(Data items)

☆ ☆ ☆ ☆

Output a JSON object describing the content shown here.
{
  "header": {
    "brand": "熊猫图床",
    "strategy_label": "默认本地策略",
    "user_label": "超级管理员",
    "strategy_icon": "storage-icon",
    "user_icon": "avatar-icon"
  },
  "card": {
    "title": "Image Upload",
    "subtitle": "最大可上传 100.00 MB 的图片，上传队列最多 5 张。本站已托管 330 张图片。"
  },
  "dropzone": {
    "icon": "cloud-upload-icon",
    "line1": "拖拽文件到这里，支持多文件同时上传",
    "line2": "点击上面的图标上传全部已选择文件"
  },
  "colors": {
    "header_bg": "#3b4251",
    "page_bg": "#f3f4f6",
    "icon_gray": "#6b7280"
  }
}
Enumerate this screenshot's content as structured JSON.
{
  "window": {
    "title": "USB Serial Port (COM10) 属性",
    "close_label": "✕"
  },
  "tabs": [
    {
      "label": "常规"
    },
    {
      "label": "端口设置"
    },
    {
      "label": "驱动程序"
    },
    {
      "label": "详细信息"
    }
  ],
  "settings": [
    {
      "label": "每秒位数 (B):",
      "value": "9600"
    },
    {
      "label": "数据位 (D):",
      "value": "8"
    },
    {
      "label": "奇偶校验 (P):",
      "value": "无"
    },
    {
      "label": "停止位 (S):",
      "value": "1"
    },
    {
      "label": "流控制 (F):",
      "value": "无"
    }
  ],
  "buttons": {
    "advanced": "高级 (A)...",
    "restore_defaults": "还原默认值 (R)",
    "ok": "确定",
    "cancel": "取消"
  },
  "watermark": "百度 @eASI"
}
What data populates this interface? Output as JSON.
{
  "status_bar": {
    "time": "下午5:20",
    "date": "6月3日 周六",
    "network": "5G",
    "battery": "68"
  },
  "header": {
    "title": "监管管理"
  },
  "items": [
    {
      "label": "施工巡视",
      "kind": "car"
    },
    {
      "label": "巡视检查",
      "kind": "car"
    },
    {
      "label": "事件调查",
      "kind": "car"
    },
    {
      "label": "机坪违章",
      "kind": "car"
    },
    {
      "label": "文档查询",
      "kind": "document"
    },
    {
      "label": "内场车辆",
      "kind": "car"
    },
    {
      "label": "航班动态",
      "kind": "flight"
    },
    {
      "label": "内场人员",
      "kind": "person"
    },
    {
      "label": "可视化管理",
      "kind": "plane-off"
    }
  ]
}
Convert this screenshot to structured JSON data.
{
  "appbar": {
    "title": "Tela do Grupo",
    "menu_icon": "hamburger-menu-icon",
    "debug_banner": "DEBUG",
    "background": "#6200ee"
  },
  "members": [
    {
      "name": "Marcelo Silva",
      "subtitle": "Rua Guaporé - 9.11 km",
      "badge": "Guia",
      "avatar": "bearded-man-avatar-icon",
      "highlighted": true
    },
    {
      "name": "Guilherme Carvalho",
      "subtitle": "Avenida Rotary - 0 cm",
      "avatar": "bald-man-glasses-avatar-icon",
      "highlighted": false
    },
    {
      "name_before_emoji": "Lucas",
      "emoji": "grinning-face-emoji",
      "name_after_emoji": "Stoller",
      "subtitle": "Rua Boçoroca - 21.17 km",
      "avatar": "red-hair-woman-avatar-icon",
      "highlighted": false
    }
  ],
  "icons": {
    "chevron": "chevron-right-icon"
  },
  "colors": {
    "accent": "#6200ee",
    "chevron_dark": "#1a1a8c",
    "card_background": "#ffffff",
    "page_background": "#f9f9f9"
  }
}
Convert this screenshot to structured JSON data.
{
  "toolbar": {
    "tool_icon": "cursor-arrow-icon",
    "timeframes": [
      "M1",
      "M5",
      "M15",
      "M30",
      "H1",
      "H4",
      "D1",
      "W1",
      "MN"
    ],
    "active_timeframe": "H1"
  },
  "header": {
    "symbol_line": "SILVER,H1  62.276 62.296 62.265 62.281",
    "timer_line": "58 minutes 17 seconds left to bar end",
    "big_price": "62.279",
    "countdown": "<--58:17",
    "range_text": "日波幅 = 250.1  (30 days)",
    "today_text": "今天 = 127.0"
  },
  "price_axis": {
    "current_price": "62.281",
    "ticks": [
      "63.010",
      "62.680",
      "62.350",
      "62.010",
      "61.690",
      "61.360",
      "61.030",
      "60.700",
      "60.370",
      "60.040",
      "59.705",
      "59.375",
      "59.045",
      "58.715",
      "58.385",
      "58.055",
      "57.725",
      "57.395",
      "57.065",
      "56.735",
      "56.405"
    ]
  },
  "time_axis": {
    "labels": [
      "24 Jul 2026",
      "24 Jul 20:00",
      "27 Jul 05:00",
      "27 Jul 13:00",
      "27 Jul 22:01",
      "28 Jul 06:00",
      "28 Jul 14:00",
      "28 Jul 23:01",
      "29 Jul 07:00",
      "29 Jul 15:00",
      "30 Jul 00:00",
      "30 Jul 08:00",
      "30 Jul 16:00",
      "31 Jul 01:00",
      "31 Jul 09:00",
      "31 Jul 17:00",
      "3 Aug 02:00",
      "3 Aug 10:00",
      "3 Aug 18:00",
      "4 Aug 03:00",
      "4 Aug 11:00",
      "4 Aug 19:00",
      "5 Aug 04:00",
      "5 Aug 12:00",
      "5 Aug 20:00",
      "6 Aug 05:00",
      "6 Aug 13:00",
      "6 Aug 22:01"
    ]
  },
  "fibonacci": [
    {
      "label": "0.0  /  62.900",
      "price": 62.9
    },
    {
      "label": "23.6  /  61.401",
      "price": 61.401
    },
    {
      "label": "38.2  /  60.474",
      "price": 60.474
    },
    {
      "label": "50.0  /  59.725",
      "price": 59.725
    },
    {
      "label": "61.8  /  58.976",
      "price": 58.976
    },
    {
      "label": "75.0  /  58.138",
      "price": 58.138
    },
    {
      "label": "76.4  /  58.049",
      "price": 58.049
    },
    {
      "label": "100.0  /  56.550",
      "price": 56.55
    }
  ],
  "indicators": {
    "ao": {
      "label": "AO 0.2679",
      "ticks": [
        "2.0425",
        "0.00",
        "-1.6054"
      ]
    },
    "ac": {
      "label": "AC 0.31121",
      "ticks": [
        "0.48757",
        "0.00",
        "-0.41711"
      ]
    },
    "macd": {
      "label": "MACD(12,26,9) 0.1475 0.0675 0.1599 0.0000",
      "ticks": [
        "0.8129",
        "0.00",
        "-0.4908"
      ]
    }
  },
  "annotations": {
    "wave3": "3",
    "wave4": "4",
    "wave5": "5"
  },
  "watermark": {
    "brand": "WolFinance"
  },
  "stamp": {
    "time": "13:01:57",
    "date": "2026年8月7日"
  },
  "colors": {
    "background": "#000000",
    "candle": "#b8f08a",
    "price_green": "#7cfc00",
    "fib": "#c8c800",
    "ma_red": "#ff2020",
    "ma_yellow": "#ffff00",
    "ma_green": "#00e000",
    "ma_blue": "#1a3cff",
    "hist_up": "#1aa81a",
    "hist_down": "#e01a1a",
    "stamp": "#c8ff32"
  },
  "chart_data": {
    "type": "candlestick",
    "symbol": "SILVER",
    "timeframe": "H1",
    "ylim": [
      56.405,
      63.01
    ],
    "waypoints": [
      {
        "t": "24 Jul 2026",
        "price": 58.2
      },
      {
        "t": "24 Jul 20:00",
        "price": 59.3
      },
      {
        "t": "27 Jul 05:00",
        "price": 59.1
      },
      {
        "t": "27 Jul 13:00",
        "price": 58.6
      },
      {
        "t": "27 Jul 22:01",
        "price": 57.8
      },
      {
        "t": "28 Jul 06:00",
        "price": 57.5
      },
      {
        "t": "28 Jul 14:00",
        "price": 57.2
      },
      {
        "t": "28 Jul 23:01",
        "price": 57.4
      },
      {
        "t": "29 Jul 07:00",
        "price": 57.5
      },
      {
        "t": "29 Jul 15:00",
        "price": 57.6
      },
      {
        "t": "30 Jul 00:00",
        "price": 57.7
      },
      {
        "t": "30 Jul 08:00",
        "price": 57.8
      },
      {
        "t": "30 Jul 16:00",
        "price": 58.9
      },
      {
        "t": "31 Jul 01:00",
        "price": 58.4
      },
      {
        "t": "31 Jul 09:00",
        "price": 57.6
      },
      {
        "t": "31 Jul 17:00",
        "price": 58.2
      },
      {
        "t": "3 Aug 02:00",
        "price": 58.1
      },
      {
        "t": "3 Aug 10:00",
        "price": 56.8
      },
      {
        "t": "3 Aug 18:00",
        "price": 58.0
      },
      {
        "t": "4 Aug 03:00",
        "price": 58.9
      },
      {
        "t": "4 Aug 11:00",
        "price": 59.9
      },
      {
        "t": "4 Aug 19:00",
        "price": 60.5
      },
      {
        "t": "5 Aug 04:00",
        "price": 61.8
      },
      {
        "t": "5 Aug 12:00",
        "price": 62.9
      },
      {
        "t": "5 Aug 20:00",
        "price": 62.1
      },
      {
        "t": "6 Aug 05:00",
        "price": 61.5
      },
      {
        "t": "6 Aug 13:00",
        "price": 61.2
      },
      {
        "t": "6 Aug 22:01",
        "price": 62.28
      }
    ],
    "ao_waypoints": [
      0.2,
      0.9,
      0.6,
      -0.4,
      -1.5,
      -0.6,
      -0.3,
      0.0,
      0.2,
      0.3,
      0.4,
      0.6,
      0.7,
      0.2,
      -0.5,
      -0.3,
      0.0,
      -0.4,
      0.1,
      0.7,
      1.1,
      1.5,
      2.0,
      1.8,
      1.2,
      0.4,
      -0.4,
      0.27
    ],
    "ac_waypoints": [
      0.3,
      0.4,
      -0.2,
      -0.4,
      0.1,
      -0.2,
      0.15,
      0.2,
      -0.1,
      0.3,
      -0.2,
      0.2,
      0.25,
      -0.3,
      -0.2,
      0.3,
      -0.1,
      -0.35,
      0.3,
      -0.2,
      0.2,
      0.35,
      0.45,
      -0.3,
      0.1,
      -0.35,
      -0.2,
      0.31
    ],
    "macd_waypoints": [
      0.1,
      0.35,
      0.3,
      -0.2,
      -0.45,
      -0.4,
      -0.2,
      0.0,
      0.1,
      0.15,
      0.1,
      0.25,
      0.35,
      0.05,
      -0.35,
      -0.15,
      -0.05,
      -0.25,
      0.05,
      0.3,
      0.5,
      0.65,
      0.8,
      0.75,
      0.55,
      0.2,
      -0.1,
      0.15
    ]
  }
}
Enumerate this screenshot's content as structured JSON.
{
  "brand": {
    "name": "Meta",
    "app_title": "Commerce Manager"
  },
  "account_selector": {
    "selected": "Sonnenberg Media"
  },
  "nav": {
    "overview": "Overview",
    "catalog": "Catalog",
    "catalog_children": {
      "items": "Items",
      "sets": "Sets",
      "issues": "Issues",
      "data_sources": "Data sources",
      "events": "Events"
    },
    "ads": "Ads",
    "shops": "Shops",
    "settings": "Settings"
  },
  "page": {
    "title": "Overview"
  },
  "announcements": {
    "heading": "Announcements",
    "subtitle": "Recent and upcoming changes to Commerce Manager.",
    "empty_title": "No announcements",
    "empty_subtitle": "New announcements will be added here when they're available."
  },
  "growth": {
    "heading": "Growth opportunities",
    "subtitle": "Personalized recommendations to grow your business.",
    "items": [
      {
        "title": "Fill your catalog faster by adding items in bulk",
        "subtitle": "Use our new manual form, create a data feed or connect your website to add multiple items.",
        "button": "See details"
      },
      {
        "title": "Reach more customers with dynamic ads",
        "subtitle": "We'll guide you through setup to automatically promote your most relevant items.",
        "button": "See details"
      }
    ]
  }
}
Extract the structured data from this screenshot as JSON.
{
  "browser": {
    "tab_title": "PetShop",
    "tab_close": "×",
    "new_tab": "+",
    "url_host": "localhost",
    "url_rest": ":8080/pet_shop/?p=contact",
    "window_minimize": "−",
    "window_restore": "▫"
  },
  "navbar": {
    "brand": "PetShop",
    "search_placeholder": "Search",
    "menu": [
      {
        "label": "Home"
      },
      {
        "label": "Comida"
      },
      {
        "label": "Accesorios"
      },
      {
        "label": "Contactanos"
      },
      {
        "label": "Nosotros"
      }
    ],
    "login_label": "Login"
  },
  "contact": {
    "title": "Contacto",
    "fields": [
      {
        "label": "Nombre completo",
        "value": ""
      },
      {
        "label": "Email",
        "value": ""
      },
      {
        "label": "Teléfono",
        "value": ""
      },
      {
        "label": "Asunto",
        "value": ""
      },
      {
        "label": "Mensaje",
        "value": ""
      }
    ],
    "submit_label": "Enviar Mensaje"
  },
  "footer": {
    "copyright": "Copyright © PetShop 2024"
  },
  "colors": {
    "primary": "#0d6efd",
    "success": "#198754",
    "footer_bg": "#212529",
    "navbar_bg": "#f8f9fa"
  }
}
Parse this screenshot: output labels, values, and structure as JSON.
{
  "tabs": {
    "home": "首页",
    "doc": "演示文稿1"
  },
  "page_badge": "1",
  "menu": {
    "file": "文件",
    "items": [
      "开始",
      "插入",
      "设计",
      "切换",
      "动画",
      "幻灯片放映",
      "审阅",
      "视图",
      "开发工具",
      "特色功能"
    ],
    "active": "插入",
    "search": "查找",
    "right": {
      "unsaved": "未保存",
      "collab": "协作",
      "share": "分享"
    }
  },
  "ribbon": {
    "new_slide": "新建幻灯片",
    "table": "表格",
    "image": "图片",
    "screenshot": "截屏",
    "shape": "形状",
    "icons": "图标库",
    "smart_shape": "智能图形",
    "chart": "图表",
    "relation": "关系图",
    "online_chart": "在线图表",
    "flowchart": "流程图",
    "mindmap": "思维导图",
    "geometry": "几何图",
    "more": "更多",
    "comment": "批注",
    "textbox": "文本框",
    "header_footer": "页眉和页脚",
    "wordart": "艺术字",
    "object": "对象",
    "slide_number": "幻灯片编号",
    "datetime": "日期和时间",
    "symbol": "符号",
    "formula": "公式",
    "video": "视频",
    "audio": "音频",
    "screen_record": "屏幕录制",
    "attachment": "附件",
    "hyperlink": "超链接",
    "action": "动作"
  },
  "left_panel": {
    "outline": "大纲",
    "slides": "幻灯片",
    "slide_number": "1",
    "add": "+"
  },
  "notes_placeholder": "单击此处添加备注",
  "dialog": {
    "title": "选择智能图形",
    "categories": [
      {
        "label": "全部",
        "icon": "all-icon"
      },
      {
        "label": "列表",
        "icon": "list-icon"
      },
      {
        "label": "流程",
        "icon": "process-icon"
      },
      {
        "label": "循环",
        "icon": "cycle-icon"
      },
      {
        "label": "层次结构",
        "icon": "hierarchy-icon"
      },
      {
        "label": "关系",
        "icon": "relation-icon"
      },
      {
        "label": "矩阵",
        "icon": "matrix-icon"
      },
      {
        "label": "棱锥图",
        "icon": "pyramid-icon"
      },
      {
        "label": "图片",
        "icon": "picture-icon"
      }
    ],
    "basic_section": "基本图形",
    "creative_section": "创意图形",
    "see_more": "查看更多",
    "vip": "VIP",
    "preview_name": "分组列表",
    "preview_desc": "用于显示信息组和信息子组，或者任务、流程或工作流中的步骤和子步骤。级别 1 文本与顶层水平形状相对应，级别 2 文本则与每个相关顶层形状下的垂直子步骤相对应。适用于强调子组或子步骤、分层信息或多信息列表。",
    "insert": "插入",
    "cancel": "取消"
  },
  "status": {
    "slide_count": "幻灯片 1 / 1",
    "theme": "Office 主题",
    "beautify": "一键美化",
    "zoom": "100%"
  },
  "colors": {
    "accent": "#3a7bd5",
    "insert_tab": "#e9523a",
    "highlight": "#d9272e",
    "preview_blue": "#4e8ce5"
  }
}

☆ ☆ ☆ ☆

» EXERCISE AIM:
Read the data above. Pull out each line in which the string "brand" appears.

» THE RESULT:
    "brand": "熊猫图床",
    "brand": "WolFinance"
  "brand": {
    "brand": "PetShop",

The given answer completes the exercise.